__Excerpted text__.
The Climate Industrial Complex
Skeptical environmentalist Bjorn Lomborg has a depressing op/ed in the Wall Street Journal today about the emergence of the climate-industrial complex. Yesterday, the House Commerce and Energy Committee passed a cap-and-trade carbon rationing bill that would give away for free emissions permits (rationing coupons?) worth hundreds of billions of dollars to some of America's biggest corporations. As I explained in a column last month:
A 2007 Congressional Budget Office (CBO) study reported the results of a hypothetical 23 percent cut in carbon dioxide emissions (the Waxman-Markey bill proposes a 20 percent cut by 2020). The CBO found that "giving away allowances could yield windfall profits for the producers that received them by effectively transferring income from consumers to firms' owners and shareholders." And how big would the windfall be? "If all of the allowances were distributed for free to producers in the oil, natural gas, and coal sectors, stock values would double for oil and gas producers and increase more than sevenfold for coal producers, compared with projected values in the absence of a cap," concluded the CBO report.

__Given material__.
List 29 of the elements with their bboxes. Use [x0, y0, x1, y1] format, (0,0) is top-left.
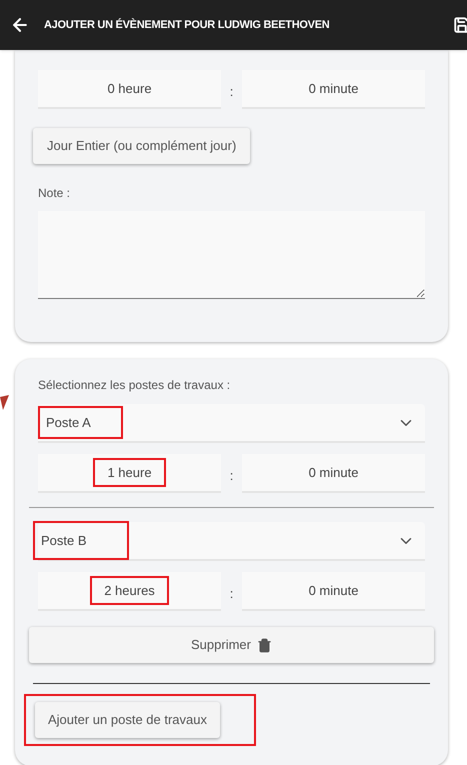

__Exercise tasks__.
1. In the cap-and-trade post, how much would stock values rise for coal producers if all allowances were given free to producers?
2. Proceed with the cap-and-trade post from its final sentence.
The data has no connection to the cap-and-trade post.

__Answers given__.
1. They would increase more than sevenfold.

2.
In 2007 Congressional testimony, then-CBO Director Peter Orszag explained, "The government could either raise $100 by selling allowances and then give that amount in cash to particular businesses and individuals, or it could simply give $100 worth of allowances to those businesses and individuals, who could immediately and easily transform the allowances into cash through the secondary market." More recently, in his March testimony before the House Budget Committee, Orszag, who is now President Obama's budget director declared, "If you didn't auction the permits it would represent the largest corporate welfare program that has ever been enacted in the history of the United States. All of the evidence suggests that what would occur is that corporate profits would increase by approximately the value of the permits."
Today's Lomborg op/ed glumly, but accurately, concludes:
The partnership among self-interested businesses, grandstanding politicians and alarmist campaigners truly is an unholy alliance. The climate-industrial complex does not promote discussion on how to overcome this challenge in a way that will be best for everybody. We should not be surprised or impressed that those who stand to make a profit are among the loudest calling for politicians to act. Spending a fortune on global carbon regulations will benefit a few, but dearly cost everybody else.
Read the whole Lomborg op/ed here.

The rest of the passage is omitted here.